[Recorded data]
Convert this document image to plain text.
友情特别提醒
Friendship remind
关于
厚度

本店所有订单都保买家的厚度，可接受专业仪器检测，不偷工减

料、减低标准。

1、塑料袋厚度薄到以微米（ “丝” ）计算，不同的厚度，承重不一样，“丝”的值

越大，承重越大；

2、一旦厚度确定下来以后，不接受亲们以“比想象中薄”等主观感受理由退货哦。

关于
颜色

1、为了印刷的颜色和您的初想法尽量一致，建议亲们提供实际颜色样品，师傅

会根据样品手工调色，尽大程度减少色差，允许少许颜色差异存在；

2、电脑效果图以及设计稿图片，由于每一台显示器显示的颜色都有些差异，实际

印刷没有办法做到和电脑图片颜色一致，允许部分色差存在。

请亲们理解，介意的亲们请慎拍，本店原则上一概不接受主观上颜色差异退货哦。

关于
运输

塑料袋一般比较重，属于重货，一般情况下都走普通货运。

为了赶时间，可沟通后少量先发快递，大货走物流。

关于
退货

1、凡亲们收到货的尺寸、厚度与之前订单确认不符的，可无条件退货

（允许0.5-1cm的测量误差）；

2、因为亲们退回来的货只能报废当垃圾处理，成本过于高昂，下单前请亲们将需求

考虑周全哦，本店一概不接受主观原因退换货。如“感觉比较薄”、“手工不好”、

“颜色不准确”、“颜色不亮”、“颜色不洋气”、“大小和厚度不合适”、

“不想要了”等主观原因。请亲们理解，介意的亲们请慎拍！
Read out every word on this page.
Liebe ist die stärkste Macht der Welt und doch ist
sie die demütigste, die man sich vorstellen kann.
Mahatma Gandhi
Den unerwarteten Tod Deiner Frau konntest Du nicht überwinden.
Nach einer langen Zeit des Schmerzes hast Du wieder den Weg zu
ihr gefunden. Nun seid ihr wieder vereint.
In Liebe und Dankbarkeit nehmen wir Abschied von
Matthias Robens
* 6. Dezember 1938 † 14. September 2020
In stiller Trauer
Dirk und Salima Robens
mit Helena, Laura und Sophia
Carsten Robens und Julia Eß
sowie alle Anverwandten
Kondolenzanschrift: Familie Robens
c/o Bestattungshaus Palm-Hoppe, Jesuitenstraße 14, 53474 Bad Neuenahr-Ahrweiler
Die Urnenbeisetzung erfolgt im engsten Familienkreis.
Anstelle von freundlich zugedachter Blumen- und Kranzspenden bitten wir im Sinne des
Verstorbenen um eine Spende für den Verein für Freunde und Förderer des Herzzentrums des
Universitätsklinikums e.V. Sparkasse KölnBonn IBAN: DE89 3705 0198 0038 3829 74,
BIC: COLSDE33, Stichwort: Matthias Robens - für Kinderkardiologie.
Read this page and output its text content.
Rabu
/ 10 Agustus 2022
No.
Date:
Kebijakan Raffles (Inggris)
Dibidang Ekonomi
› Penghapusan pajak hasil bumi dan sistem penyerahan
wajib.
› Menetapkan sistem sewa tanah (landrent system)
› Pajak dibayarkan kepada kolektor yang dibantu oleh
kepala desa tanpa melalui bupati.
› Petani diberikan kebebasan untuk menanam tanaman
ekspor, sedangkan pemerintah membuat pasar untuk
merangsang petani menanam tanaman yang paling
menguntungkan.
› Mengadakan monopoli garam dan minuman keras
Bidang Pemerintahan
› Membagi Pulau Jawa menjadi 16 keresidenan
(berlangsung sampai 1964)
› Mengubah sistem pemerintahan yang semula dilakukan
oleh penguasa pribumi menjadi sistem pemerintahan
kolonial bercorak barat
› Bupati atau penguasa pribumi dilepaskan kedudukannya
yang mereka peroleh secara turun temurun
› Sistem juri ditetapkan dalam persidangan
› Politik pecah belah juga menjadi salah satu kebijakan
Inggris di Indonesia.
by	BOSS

Requirements
Looking at the data above, show all lines where the word "Robens" occurs.

Output for this task
Matthias Robens
Dirk und Salima Robens
Carsten Robens und Julia Eß
Kondolenzanschrift: Familie Robens
BIC: COLSDE33, Stichwort: Matthias Robens - für Kinderkardiologie.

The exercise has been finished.